_Task requirements_:
Select, from the data, each line where "INSTR" occurs.

_Given records_:
____________

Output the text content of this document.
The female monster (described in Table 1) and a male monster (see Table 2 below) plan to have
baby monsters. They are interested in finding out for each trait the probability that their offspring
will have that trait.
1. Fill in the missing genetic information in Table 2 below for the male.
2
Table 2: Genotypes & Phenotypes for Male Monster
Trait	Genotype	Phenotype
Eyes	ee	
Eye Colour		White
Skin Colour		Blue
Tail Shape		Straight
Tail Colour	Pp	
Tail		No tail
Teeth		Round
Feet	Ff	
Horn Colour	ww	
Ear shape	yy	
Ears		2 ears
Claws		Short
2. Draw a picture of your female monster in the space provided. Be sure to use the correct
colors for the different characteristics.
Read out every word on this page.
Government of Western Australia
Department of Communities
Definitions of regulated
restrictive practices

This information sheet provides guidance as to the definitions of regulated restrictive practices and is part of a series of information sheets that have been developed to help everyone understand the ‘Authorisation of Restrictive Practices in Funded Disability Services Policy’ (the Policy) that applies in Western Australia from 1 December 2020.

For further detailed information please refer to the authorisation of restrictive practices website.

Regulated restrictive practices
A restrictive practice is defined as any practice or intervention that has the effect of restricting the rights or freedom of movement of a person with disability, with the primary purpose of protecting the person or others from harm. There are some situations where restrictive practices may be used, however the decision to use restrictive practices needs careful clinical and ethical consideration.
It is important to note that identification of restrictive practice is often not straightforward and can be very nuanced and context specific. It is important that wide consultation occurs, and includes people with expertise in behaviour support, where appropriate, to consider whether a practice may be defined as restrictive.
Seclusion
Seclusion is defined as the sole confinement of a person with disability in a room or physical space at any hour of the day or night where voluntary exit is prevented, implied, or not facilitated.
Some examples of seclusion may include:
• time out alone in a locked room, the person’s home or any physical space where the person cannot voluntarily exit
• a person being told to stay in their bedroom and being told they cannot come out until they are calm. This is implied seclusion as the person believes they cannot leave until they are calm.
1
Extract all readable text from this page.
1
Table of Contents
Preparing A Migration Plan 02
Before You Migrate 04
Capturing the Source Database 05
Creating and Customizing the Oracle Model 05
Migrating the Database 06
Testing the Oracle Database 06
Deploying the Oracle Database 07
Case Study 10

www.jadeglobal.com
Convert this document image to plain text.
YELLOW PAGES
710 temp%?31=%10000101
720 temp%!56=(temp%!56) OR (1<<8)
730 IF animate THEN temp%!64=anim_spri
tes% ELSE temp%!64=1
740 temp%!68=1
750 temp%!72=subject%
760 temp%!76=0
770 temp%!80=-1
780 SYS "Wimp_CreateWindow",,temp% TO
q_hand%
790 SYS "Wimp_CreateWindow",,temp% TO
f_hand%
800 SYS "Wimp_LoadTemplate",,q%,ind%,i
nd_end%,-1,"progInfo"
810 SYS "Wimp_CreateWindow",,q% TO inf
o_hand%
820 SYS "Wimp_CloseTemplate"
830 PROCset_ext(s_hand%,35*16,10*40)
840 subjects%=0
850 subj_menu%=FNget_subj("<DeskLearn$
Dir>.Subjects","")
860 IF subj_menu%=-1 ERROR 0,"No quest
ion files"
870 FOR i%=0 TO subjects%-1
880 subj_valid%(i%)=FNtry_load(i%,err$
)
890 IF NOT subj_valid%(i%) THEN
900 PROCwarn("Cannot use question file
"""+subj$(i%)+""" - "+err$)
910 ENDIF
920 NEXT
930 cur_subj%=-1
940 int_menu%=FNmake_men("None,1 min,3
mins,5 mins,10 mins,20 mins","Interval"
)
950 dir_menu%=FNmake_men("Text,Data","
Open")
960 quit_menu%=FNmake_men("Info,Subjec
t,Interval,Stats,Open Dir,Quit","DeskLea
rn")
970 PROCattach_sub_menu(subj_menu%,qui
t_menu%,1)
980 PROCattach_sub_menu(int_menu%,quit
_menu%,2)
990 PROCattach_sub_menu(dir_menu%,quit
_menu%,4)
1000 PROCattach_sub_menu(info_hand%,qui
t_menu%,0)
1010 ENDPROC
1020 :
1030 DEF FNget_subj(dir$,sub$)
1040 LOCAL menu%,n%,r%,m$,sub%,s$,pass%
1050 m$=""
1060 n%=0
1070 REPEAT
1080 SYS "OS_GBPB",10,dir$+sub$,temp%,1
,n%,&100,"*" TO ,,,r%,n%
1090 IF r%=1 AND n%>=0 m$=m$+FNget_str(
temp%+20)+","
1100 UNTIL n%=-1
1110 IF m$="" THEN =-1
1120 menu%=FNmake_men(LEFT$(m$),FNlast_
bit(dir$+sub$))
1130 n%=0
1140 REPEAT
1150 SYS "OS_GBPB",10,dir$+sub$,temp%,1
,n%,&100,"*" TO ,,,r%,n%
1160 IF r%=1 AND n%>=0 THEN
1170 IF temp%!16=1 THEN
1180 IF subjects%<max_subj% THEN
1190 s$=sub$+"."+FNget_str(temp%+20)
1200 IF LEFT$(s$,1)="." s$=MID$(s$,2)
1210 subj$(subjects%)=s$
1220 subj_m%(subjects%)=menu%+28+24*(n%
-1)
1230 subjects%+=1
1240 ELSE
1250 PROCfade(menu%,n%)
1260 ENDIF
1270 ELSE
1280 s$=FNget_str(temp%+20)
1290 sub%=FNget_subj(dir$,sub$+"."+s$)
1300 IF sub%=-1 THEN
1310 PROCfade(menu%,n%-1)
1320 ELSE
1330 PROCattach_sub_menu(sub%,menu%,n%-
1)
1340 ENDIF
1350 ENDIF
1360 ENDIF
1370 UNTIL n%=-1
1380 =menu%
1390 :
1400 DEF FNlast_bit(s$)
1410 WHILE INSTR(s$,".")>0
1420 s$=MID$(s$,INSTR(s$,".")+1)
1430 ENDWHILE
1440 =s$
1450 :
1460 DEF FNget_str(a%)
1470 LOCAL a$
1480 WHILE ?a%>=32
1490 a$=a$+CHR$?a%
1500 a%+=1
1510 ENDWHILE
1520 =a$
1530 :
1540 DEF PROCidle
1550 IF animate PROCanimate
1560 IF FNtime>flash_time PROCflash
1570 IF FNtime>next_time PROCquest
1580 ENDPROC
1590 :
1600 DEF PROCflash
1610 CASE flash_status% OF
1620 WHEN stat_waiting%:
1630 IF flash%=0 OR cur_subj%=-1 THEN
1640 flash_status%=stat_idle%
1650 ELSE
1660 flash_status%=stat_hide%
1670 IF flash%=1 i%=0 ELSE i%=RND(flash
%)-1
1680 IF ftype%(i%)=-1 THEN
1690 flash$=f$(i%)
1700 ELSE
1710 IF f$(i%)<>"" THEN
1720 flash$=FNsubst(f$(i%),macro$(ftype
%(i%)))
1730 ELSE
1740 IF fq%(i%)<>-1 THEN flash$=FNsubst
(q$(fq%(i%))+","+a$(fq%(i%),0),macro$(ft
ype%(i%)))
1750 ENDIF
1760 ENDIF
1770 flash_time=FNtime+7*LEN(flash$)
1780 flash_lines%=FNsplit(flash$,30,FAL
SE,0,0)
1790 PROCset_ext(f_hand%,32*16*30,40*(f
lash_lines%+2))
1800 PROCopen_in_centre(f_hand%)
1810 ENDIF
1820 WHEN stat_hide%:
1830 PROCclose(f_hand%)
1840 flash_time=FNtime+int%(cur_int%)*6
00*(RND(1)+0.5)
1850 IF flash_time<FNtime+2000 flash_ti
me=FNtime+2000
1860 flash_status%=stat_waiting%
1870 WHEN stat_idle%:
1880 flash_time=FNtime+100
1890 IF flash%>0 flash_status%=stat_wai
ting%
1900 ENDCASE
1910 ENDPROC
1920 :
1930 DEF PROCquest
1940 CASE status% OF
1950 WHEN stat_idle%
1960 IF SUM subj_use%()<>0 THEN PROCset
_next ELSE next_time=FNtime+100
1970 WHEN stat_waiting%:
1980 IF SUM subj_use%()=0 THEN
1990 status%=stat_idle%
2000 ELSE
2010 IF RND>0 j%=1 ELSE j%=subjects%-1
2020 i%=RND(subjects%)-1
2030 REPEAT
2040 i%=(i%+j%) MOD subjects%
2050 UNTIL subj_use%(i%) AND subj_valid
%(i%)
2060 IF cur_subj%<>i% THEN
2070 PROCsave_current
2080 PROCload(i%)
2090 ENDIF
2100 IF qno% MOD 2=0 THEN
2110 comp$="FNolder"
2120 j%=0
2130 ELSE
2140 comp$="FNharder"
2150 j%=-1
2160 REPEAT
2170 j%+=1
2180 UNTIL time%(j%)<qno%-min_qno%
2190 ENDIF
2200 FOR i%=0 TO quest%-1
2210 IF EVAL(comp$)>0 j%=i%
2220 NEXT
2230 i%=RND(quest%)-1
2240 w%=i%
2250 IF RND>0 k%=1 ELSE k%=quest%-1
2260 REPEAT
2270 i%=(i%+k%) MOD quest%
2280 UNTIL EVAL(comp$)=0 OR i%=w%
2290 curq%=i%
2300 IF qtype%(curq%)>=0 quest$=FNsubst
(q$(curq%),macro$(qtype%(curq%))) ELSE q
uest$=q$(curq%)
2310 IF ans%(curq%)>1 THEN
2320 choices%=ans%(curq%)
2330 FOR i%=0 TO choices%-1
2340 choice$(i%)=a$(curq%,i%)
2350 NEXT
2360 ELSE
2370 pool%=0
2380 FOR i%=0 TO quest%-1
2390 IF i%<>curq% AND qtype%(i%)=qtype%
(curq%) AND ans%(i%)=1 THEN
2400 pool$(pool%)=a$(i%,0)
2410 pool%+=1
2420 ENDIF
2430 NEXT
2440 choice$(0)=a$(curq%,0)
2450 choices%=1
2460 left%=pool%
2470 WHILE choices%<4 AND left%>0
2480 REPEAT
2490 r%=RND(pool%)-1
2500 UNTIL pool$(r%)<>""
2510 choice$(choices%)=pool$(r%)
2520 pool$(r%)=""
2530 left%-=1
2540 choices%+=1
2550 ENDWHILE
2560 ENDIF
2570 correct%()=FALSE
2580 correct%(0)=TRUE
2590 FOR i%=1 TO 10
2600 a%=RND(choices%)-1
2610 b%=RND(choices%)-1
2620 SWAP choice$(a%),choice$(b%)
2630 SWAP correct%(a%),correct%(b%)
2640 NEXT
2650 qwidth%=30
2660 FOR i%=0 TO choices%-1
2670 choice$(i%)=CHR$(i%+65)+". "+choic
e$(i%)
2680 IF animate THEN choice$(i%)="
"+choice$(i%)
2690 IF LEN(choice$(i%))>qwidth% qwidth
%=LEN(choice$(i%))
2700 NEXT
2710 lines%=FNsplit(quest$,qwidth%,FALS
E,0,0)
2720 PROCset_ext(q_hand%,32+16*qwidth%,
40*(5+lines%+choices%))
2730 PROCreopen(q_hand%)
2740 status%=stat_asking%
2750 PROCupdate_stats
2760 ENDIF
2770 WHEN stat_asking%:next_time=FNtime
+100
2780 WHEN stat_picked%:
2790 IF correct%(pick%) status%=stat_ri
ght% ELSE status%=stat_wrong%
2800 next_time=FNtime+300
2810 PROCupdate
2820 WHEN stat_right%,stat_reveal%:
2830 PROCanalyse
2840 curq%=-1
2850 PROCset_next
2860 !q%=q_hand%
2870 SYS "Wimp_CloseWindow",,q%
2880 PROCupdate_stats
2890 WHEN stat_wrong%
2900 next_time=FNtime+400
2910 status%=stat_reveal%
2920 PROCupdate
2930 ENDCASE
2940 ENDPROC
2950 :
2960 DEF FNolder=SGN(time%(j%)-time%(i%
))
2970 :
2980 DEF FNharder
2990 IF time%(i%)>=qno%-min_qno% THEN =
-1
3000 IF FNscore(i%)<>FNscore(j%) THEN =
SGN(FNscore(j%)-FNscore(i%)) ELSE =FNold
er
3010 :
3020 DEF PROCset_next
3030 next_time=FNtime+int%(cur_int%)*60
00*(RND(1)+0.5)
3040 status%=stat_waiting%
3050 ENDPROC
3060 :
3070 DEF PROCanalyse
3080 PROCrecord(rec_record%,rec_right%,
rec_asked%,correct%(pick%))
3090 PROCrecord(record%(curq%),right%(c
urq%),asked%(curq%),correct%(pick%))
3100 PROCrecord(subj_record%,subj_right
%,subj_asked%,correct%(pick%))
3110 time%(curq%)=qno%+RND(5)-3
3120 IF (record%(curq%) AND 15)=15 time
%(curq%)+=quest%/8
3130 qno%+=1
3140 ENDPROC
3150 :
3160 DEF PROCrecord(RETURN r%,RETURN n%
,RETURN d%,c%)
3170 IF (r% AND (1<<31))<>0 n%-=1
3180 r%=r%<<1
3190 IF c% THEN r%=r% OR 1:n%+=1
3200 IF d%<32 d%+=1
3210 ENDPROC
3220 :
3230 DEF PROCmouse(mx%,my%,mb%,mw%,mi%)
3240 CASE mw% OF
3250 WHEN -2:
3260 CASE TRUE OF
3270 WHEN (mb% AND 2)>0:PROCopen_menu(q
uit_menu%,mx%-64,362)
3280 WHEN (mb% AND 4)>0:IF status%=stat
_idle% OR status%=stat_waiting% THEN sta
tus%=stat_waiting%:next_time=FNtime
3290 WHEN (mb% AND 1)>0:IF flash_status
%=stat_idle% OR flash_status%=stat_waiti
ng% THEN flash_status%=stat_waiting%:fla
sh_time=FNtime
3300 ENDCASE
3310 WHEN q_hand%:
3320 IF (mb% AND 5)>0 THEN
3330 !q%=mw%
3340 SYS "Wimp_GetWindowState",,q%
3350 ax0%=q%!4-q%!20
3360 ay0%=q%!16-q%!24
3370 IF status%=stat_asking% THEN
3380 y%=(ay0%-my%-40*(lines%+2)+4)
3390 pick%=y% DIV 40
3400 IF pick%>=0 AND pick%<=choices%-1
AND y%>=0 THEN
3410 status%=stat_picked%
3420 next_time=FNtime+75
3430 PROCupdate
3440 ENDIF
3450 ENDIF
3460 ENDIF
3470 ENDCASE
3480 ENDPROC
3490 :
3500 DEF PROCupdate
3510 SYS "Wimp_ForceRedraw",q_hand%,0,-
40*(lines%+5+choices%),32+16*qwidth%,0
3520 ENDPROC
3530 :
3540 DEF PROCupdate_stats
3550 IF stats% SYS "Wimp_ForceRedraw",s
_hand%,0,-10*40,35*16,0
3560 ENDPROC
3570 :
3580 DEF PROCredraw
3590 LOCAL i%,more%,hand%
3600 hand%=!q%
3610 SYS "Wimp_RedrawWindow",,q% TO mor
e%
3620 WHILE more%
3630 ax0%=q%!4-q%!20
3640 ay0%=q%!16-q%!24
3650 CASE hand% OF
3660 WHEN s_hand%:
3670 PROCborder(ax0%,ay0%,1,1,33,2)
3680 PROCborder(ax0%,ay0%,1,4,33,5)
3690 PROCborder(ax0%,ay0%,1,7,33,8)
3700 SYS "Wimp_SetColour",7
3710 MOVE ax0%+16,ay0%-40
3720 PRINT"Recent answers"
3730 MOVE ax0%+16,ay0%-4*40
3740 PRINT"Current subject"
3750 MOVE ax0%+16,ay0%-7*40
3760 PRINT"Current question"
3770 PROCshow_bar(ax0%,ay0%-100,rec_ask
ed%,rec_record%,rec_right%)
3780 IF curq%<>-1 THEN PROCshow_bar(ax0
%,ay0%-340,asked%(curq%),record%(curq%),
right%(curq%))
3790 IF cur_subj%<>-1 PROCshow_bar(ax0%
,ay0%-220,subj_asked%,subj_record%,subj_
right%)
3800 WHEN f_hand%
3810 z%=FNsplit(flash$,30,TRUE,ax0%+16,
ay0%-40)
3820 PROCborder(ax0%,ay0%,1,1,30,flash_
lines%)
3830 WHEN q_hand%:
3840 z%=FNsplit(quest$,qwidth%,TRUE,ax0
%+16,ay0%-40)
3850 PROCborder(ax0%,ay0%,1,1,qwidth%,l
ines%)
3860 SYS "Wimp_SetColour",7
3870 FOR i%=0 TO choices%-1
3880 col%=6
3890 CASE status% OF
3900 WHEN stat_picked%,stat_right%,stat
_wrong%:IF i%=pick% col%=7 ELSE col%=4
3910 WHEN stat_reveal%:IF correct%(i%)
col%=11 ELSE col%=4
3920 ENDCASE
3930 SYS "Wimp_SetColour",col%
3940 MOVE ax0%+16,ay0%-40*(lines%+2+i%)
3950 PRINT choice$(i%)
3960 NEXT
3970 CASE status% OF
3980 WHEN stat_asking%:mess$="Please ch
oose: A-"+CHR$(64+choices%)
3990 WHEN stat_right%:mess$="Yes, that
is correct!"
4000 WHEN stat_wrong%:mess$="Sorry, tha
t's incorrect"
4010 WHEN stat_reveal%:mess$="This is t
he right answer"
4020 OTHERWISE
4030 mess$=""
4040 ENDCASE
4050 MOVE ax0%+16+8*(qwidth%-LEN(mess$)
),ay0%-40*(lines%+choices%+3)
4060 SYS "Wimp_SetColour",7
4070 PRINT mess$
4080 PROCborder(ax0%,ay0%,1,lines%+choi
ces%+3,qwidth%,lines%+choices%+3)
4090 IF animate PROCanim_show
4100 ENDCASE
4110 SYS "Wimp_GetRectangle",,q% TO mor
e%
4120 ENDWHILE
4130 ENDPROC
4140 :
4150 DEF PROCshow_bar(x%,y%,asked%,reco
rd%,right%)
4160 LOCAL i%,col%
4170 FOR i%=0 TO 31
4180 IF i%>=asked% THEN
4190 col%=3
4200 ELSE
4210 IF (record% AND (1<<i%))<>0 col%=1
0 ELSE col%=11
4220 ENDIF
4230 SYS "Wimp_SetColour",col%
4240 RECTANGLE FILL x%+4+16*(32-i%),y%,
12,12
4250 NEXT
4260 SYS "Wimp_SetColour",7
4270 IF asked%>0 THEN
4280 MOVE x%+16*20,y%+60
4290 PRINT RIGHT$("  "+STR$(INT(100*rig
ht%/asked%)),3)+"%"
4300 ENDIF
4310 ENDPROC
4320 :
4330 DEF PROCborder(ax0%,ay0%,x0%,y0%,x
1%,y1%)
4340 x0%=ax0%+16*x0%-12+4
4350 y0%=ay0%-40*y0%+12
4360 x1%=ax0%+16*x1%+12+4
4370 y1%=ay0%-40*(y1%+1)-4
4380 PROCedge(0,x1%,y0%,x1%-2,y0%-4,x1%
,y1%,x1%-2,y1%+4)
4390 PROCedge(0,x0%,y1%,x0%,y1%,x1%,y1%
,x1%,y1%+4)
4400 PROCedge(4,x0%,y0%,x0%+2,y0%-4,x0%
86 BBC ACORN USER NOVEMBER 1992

____________

_Exercise answer_:
1410 WHILE INSTR(s$,".")>0
1420 s$=MID$(s$,INSTR(s$,".")+1)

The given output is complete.